Exercise goal |
Go through the material below and copy all lines with "index".

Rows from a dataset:
------------------------------------------------------------
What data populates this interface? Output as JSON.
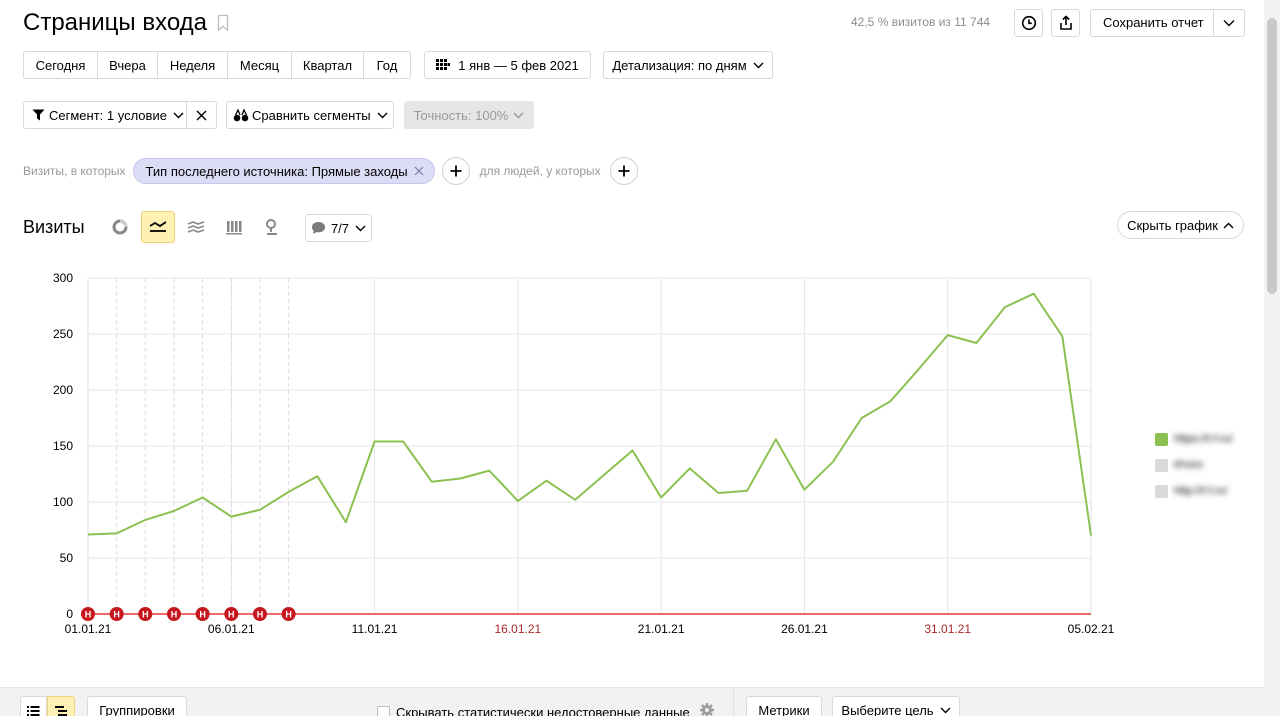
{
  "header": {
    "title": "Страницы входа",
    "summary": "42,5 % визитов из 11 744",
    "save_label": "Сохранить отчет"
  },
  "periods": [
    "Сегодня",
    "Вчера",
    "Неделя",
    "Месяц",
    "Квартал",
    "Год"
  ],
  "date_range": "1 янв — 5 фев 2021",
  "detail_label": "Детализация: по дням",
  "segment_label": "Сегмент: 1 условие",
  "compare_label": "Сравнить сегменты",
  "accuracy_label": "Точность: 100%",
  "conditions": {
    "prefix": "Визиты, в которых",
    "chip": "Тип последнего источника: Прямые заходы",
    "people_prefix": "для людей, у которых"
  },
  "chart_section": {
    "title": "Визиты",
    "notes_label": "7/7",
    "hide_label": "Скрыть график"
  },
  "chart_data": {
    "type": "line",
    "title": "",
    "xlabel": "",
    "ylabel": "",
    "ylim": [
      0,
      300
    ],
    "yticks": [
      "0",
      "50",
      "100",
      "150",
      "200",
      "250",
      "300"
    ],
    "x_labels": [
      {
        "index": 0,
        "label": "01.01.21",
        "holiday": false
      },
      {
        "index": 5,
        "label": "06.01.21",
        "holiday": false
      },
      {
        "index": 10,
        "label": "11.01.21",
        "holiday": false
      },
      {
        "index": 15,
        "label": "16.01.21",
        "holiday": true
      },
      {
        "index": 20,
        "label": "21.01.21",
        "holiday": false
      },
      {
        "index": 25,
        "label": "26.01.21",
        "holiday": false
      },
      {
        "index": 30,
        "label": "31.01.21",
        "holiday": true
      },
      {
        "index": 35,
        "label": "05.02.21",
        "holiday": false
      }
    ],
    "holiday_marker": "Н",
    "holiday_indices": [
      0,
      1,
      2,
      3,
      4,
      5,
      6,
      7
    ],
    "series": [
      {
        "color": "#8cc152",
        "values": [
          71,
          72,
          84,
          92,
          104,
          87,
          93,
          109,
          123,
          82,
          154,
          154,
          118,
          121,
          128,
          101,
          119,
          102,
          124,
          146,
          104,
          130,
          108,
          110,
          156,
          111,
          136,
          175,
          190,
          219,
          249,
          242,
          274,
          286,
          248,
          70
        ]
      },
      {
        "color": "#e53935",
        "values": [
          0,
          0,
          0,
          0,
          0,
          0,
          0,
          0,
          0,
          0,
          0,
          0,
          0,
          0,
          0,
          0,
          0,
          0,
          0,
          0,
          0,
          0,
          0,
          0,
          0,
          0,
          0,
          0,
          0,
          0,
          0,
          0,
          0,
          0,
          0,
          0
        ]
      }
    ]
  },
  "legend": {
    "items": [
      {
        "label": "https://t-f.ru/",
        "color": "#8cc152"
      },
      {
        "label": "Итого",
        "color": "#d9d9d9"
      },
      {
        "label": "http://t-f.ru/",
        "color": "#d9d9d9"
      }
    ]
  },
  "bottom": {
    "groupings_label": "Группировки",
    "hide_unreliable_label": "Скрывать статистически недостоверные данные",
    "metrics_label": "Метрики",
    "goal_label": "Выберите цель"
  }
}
------------------------------------------------------------
Task answer |
        "index": 0,
        "index": 5,
        "index": 10,
        "index": 15,
        "index": 20,
        "index": 25,
        "index": 30,
        "index": 35,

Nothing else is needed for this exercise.